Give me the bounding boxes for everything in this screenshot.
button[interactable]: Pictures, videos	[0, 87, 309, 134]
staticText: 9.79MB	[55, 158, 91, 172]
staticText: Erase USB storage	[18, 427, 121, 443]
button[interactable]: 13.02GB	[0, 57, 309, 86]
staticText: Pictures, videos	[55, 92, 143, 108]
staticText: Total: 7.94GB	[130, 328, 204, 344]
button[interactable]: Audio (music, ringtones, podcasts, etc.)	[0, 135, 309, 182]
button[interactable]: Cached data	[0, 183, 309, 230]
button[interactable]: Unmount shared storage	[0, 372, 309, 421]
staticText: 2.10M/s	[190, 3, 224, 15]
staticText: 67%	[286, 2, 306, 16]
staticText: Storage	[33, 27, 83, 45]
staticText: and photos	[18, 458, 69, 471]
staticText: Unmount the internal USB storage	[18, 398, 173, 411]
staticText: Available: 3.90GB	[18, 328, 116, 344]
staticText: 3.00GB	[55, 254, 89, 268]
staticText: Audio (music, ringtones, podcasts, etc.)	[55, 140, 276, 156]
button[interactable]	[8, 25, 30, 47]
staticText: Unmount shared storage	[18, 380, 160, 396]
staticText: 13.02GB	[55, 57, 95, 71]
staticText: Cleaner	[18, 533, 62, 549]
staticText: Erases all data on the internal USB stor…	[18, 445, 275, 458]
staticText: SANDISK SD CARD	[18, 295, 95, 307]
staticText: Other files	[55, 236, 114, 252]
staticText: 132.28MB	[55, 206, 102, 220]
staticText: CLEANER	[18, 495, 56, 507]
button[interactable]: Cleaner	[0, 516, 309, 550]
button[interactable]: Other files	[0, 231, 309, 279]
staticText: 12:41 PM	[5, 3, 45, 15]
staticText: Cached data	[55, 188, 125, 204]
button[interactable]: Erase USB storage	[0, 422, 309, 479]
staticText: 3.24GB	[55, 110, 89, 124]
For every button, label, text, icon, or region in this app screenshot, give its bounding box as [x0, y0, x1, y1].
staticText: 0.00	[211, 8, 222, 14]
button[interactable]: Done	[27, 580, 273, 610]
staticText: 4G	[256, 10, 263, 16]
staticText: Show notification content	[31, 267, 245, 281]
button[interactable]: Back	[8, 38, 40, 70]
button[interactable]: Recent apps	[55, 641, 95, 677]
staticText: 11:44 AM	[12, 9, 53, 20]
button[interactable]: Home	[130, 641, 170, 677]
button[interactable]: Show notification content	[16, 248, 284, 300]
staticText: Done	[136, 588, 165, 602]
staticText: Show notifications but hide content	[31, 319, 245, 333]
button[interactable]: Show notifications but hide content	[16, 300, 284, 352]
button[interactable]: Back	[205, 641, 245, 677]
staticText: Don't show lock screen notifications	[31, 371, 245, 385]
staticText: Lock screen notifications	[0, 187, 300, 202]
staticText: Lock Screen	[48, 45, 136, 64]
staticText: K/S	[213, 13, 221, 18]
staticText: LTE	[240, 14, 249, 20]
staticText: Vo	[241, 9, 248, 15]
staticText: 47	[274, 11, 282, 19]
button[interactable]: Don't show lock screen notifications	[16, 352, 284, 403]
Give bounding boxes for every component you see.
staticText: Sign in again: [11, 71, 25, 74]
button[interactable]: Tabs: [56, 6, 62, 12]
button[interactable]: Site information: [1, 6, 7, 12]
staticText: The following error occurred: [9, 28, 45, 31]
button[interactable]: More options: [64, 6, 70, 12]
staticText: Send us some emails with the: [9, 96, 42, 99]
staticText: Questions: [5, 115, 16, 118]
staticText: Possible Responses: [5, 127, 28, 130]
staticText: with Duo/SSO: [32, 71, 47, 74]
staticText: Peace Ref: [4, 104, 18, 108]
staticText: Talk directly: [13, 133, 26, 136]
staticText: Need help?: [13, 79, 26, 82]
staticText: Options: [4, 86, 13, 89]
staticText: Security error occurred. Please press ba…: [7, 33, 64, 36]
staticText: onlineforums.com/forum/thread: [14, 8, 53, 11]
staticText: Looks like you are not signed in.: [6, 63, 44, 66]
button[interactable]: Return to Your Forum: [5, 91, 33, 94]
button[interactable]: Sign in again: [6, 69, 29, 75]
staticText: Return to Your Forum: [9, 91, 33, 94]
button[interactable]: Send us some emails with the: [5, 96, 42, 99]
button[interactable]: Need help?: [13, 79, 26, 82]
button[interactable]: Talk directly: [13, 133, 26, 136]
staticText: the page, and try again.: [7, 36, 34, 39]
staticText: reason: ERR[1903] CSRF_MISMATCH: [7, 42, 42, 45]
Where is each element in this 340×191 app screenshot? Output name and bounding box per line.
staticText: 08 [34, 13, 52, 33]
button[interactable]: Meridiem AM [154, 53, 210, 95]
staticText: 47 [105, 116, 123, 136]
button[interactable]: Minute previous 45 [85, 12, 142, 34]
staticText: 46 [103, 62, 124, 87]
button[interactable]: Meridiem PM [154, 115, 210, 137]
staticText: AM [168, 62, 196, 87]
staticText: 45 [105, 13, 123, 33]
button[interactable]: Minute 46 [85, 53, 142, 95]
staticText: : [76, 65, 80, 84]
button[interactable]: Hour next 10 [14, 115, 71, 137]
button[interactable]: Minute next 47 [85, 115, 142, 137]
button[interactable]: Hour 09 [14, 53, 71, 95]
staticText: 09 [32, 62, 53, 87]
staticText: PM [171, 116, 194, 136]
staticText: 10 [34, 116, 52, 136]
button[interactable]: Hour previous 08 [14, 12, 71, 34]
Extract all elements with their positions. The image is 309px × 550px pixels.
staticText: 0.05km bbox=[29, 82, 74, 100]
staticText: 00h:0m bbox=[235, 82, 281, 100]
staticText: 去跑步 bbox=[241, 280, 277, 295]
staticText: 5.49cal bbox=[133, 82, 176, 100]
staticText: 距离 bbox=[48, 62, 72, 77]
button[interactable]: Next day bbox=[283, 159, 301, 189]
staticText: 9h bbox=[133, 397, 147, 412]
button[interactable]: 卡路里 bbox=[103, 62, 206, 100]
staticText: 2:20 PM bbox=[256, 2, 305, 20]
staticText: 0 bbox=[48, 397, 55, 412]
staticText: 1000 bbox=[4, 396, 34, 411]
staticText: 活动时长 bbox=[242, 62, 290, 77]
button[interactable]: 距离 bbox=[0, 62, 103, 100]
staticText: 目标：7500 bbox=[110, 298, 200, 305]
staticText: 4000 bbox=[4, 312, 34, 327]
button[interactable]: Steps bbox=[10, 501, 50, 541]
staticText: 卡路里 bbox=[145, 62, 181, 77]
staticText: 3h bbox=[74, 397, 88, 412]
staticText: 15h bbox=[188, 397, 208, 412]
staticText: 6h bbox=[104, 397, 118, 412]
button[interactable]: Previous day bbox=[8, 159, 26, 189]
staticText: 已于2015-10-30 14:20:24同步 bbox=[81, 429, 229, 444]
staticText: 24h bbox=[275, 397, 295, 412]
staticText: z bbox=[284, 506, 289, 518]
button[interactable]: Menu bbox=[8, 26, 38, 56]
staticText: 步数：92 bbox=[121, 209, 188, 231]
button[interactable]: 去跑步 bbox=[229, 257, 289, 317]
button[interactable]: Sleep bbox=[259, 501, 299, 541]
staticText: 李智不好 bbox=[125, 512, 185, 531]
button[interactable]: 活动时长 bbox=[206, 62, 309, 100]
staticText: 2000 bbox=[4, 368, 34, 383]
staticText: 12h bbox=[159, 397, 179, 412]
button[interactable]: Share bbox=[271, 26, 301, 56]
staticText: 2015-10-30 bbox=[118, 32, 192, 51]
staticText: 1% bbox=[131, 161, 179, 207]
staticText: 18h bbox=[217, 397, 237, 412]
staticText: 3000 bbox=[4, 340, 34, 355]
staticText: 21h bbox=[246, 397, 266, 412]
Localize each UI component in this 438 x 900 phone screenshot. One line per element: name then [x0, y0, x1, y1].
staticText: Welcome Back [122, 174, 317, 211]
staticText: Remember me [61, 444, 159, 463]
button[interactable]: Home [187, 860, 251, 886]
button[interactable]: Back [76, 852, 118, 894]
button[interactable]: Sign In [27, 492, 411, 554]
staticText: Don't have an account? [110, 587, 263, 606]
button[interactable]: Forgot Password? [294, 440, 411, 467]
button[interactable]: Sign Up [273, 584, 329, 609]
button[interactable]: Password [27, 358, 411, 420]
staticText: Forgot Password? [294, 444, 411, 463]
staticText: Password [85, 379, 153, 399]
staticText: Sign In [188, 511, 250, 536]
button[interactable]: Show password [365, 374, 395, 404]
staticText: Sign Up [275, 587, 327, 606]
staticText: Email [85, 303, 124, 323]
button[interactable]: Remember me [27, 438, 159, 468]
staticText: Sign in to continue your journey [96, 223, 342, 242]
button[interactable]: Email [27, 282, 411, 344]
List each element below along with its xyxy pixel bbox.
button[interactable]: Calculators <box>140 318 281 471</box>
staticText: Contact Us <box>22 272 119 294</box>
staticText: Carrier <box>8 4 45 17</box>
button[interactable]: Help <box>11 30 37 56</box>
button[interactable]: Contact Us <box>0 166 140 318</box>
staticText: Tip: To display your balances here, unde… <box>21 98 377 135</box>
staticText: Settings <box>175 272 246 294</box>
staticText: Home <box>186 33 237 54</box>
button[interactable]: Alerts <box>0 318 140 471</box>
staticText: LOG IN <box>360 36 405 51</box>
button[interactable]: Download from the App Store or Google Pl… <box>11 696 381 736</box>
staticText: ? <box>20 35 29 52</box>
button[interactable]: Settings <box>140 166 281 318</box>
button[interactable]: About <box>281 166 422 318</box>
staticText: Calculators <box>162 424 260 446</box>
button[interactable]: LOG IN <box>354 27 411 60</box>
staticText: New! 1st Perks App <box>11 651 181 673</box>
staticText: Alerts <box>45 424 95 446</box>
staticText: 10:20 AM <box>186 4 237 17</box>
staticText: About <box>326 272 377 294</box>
______________________________
* **Problem details**:
Give the entries again from the first line through the line holding "27, 83, 45]", inclusive. In those lines, switch "Cached data" to "Temporary files" and leave everything else unchanged.

* **Task answer**:
Give me the bounding boxes for everything in this screenshot.
button[interactable]: Pictures, videos	[0, 87, 309, 134]
staticText: 9.79MB	[55, 158, 91, 172]
staticText: Erase USB storage	[18, 427, 121, 443]
button[interactable]: 13.02GB	[0, 57, 309, 86]
staticText: Pictures, videos	[55, 92, 143, 108]
staticText: Total: 7.94GB	[130, 328, 204, 344]
button[interactable]: Audio (music, ringtones, podcasts, etc.)	[0, 135, 309, 182]
button[interactable]: Temporary files	[0, 183, 309, 230]
button[interactable]: Unmount shared storage	[0, 372, 309, 421]
staticText: 2.10M/s	[190, 3, 224, 15]
staticText: 67%	[286, 2, 306, 16]
staticText: Storage	[33, 27, 83, 45]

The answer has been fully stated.